Job.
Please restate the following records word for word.

Listed entries.
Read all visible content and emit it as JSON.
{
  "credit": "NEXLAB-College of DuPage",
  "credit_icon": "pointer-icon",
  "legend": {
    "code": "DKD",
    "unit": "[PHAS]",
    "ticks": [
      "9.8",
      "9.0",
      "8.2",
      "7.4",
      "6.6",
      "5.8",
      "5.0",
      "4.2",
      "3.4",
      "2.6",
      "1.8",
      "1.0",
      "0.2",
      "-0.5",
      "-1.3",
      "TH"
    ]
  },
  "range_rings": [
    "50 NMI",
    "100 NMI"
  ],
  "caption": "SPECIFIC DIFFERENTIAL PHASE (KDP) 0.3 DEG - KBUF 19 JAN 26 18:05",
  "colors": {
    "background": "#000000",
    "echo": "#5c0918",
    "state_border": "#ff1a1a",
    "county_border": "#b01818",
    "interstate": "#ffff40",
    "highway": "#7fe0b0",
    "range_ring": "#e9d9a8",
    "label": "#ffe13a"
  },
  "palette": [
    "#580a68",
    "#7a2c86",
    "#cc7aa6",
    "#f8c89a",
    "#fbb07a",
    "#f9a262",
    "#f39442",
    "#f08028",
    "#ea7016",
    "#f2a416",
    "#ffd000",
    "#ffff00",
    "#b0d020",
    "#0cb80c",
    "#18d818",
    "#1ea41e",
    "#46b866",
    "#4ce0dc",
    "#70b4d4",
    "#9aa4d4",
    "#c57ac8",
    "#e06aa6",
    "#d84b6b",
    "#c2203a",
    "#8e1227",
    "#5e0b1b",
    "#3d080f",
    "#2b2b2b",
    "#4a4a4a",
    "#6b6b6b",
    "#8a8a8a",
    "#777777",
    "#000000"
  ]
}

Solved exercise.
Read all visible content and emit it as JSON.
{
  "credit": "NEXLAB-College of DuPage",
  "credit_icon": "pointer-icon",
  "legend": {
    "code": "DKD",
    "unit": "[PHAS]",
    "ticks": [
      "9.8",
      "9.0",
      "8.2",
      "7.4",
      "6.6",
      "5.8",
      "5.0",
      "4.2",
      "3.4",
      "2.6",
      "1.8",
      "1.0",
      "0.2",
      "-0.5",
      "-1.3",
      "TH"
    ]
  },
  "range_rings": [
    "50 NMI",
    "100 NMI"
  ],
  "caption": "SPECIFIC DIFFERENTIAL PHASE (KDP) 0.3 DEG - KBUF 19 JAN 26 18:05",
  "colors": {
    "background": "#000000",
    "echo": "#5c0918",
    "state_border": "#ff1a1a",
    "county_border": "#b01818",
    "interstate": "#ffff40",
    "highway": "#7fe0b0",
    "range_ring": "#e9d9a8",
    "label": "#ffe13a"
  },
  "palette": [
    "#580a68",
    "#7a2c86",
    "#cc7aa6",
    "#f8c89a",
    "#fbb07a",
    "#f9a262",
    "#f39442",
    "#f08028",
    "#ea7016",
    "#f2a416",
    "#ffd000",
    "#ffff00",
    "#b0d020",
    "#0cb80c",
    "#18d818",
    "#1ea41e",
    "#46b866",
    "#4ce0dc",
    "#70b4d4",
    "#9aa4d4",
    "#c57ac8",
    "#e06aa6",
    "#d84b6b",
    "#c2203a",
    "#8e1227",
    "#5e0b1b",
    "#3d080f",
    "#2b2b2b",
    "#4a4a4a",
    "#6b6b6b",
    "#8a8a8a",
    "#777777",
    "#000000"
  ]
}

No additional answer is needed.